Can all of these lines be returned exactly?
Begin Data supplied
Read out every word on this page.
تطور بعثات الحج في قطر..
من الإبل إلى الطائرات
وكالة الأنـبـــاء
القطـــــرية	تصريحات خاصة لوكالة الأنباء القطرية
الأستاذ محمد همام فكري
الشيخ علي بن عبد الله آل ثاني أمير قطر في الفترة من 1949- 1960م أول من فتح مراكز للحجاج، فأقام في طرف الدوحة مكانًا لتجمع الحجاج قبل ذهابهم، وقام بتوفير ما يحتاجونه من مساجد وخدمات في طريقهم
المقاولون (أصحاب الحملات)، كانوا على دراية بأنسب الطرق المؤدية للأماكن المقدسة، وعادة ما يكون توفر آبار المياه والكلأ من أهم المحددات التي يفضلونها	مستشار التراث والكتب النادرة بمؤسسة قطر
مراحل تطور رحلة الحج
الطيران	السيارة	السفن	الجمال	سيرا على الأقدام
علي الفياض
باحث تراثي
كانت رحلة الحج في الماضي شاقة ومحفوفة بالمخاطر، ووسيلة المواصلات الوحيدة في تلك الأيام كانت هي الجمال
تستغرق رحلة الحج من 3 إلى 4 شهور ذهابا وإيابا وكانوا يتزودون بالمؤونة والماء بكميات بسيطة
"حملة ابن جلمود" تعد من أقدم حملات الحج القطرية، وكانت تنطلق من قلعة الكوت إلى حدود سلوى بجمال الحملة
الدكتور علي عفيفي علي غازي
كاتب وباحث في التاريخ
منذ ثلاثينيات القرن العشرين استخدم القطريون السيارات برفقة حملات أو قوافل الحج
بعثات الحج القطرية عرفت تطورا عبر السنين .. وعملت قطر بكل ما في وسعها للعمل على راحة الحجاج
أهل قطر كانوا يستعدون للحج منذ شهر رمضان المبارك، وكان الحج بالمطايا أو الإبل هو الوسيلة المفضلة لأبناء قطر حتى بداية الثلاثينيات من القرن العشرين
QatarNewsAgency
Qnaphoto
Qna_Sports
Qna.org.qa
End Data supplied
* _Reply to the exercise_:
Read out every word on this page.
تطور بعثات الحج في قطر..
من الإبل إلى الطائرات
وكالة الأنـبـــاء
القطـــــرية	تصريحات خاصة لوكالة الأنباء القطرية
الأستاذ محمد همام فكري
الشيخ علي بن عبد الله آل ثاني أمير قطر في الفترة من 1949- 1960م أول من فتح مراكز للحجاج، فأقام في طرف الدوحة مكانًا لتجمع الحجاج قبل ذهابهم، وقام بتوفير ما يحتاجونه من مساجد وخدمات في طريقهم
المقاولون (أصحاب الحملات)، كانوا على دراية بأنسب الطرق المؤدية للأماكن المقدسة، وعادة ما يكون توفر آبار المياه والكلأ من أهم المحددات التي يفضلونها	مستشار التراث والكتب النادرة بمؤسسة قطر
مراحل تطور رحلة الحج
الطيران	السيارة	السفن	الجمال	سيرا على الأقدام
علي الفياض
باحث تراثي
كانت رحلة الحج في الماضي شاقة ومحفوفة بالمخاطر، ووسيلة المواصلات الوحيدة في تلك الأيام كانت هي الجمال
تستغرق رحلة الحج من 3 إلى 4 شهور ذهابا وإيابا وكانوا يتزودون بالمؤونة والماء بكميات بسيطة
"حملة ابن جلمود" تعد من أقدم حملات الحج القطرية، وكانت تنطلق من قلعة الكوت إلى حدود سلوى بجمال الحملة
الدكتور علي عفيفي علي غازي
كاتب وباحث في التاريخ
منذ ثلاثينيات القرن العشرين استخدم القطريون السيارات برفقة حملات أو قوافل الحج
بعثات الحج القطرية عرفت تطورا عبر السنين .. وعملت قطر بكل ما في وسعها للعمل على راحة الحجاج
أهل قطر كانوا يستعدون للحج منذ شهر رمضان المبارك، وكان الحج بالمطايا أو الإبل هو الوسيلة المفضلة لأبناء قطر حتى بداية الثلاثينيات من القرن العشرين
QatarNewsAgency
Qnaphoto
Qna_Sports
Qna.org.qa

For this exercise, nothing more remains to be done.